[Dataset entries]

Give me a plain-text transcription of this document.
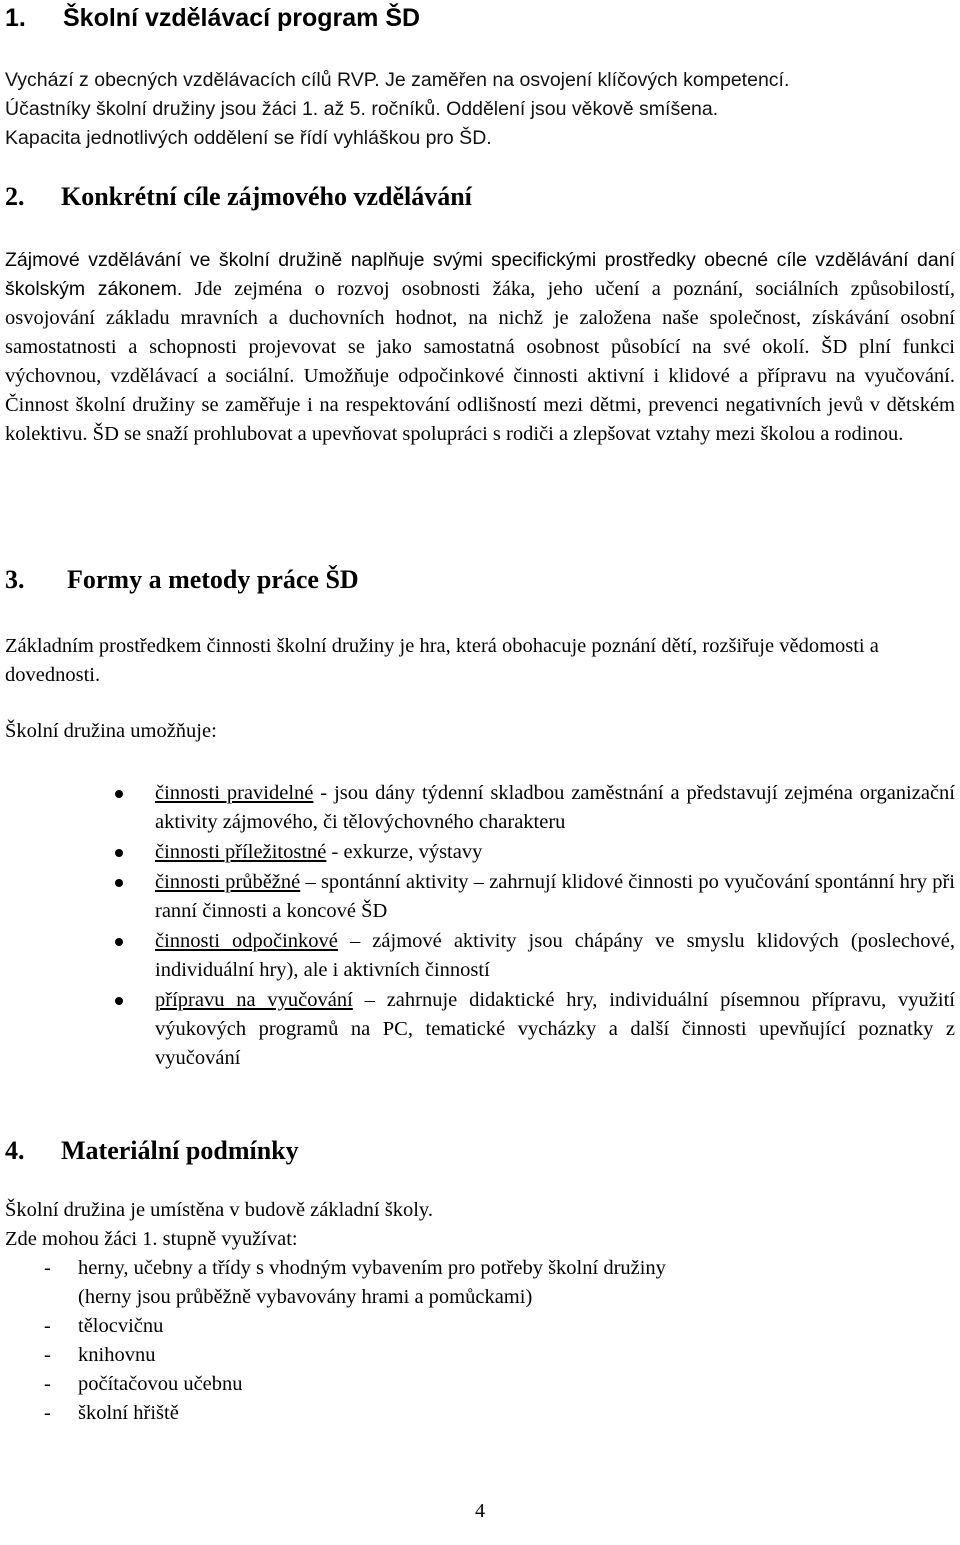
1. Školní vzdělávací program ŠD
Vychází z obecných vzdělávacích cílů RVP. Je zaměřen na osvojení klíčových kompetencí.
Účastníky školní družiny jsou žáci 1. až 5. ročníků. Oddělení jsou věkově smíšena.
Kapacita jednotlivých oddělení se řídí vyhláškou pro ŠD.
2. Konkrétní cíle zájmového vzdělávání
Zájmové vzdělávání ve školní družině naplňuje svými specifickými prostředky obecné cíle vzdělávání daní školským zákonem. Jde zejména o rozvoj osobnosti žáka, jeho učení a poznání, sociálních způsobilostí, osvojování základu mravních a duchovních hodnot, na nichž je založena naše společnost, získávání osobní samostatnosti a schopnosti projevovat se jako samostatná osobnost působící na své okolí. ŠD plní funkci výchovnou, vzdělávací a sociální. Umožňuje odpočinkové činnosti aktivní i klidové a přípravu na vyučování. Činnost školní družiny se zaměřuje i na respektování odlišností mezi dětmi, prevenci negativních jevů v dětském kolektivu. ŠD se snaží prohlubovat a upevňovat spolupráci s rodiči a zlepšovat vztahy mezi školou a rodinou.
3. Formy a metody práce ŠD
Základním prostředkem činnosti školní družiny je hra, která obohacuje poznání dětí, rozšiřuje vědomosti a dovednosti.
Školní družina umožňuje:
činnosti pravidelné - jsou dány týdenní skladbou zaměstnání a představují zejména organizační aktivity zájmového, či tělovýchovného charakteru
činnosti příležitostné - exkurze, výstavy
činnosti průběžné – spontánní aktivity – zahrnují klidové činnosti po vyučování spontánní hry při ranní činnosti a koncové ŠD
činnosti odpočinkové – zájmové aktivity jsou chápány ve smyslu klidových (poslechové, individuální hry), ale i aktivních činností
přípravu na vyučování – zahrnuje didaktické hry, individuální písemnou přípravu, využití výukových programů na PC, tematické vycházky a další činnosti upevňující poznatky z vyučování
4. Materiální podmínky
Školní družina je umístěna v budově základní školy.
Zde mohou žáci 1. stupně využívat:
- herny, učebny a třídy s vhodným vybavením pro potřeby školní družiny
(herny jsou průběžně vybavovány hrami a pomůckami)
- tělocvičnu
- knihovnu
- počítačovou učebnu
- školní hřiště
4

◆ WRITTEN INSTRUCTION ◆
Search the records for the word "družina" and copy every line where it occurs.

◆ SOLVED EXERCISE ◆
Školní družina umožňuje:
Školní družina je umístěna v budově základní školy.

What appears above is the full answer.